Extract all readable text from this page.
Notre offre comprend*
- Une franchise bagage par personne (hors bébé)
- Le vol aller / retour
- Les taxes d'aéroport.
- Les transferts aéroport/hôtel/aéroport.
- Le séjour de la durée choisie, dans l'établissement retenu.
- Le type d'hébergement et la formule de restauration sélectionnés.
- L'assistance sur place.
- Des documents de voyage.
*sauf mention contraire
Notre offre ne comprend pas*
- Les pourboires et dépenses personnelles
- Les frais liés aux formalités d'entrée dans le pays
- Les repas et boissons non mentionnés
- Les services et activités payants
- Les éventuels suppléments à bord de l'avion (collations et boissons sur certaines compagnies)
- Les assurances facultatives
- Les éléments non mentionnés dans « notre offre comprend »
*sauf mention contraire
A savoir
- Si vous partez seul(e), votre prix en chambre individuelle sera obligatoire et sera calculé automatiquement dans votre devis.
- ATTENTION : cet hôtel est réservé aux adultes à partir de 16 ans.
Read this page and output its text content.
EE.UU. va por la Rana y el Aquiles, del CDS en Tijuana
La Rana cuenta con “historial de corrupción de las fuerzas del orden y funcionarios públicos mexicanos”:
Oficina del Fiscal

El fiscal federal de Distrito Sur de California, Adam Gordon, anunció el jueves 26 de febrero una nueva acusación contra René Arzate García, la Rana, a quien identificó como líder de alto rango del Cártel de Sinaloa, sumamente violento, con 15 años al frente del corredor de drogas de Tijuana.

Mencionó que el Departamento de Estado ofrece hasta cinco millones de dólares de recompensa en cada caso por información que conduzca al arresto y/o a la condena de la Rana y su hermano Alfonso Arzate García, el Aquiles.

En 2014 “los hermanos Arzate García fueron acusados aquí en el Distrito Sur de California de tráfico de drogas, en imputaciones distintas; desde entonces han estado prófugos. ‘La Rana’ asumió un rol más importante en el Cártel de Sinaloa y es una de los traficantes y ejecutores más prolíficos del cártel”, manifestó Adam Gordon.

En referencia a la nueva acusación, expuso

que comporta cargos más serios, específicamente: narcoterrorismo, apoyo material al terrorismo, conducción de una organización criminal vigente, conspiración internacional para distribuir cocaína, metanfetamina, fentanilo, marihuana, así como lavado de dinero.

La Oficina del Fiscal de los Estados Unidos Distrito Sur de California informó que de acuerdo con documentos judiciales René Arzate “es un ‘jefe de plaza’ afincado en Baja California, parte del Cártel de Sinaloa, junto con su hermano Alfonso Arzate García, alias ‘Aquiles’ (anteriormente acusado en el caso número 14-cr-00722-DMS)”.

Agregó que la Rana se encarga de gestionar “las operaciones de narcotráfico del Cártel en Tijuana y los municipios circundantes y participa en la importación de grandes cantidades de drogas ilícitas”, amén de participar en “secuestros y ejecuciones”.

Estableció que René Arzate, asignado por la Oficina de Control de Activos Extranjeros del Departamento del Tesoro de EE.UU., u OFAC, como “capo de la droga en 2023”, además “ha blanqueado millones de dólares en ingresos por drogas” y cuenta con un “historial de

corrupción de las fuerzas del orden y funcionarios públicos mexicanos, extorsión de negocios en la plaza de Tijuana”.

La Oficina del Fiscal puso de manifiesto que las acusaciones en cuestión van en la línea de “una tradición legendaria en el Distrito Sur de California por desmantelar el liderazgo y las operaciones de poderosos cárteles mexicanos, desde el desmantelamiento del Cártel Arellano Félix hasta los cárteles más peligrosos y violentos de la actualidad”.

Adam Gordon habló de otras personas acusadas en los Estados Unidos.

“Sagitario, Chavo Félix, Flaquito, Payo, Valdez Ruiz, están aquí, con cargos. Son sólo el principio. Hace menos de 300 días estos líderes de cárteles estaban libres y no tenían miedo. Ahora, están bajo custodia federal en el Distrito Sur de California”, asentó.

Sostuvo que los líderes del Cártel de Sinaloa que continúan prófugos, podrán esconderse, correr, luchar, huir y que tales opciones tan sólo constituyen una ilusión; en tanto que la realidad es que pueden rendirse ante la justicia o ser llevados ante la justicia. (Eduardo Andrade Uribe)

* Task details: Check each line of the records for the word "orden" and extract those that contain it.

* Finished task:
La Rana cuenta con “historial de corrupción de las fuerzas del orden y funcionarios públicos mexicanos”:
corrupción de las fuerzas del orden y funcionarios públicos mexicanos, extorsión de negocios en la plaza de Tijuana”.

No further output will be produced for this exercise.